• [What to do]: Write out every line of the listing below without changing anything.

• [Data shown]:
* start *

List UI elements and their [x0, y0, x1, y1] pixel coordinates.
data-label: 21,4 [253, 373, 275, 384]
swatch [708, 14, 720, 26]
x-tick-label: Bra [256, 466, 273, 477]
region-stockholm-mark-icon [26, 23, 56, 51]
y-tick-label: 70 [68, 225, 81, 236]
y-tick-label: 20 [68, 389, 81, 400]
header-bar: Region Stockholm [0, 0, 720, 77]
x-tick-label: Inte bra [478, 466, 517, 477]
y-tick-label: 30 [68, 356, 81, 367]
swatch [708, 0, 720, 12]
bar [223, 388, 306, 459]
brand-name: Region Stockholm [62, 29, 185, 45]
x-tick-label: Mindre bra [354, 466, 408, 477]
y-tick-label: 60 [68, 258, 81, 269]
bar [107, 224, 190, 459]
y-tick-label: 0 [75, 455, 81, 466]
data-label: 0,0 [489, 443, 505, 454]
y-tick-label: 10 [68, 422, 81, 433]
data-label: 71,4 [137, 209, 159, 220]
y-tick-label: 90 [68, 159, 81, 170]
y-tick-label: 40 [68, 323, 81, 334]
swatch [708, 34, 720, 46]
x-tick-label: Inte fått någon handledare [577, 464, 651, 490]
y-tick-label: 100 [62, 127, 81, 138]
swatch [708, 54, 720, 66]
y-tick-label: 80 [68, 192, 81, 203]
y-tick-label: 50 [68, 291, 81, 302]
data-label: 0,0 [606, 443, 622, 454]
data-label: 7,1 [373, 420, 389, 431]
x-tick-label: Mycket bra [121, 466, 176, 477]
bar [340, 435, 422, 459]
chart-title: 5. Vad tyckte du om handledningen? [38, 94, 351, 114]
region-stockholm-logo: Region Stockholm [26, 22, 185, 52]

* end *

• [Result below]:
List UI elements and their [x0, y0, x1, y1] pixel coordinates.
data-label: 21,4 [253, 373, 275, 384]
swatch [708, 14, 720, 26]
x-tick-label: Bra [256, 466, 273, 477]
region-stockholm-mark-icon [26, 23, 56, 51]
y-tick-label: 70 [68, 225, 81, 236]
y-tick-label: 20 [68, 389, 81, 400]
header-bar: Region Stockholm [0, 0, 720, 77]
x-tick-label: Inte bra [478, 466, 517, 477]
y-tick-label: 30 [68, 356, 81, 367]
swatch [708, 0, 720, 12]
bar [223, 388, 306, 459]
brand-name: Region Stockholm [62, 29, 185, 45]
x-tick-label: Mindre bra [354, 466, 408, 477]
y-tick-label: 60 [68, 258, 81, 269]
bar [107, 224, 190, 459]
y-tick-label: 0 [75, 455, 81, 466]
data-label: 0,0 [489, 443, 505, 454]
y-tick-label: 10 [68, 422, 81, 433]
data-label: 71,4 [137, 209, 159, 220]
y-tick-label: 90 [68, 159, 81, 170]
y-tick-label: 40 [68, 323, 81, 334]
swatch [708, 34, 720, 46]
x-tick-label: Inte fått någon handledare [577, 464, 651, 490]
y-tick-label: 100 [62, 127, 81, 138]
swatch [708, 54, 720, 66]
y-tick-label: 80 [68, 192, 81, 203]
y-tick-label: 50 [68, 291, 81, 302]
data-label: 0,0 [606, 443, 622, 454]
data-label: 7,1 [373, 420, 389, 431]
x-tick-label: Mycket bra [121, 466, 176, 477]
bar [340, 435, 422, 459]
chart-title: 5. Vad tyckte du om handledningen? [38, 94, 351, 114]
region-stockholm-logo: Region Stockholm [26, 22, 185, 52]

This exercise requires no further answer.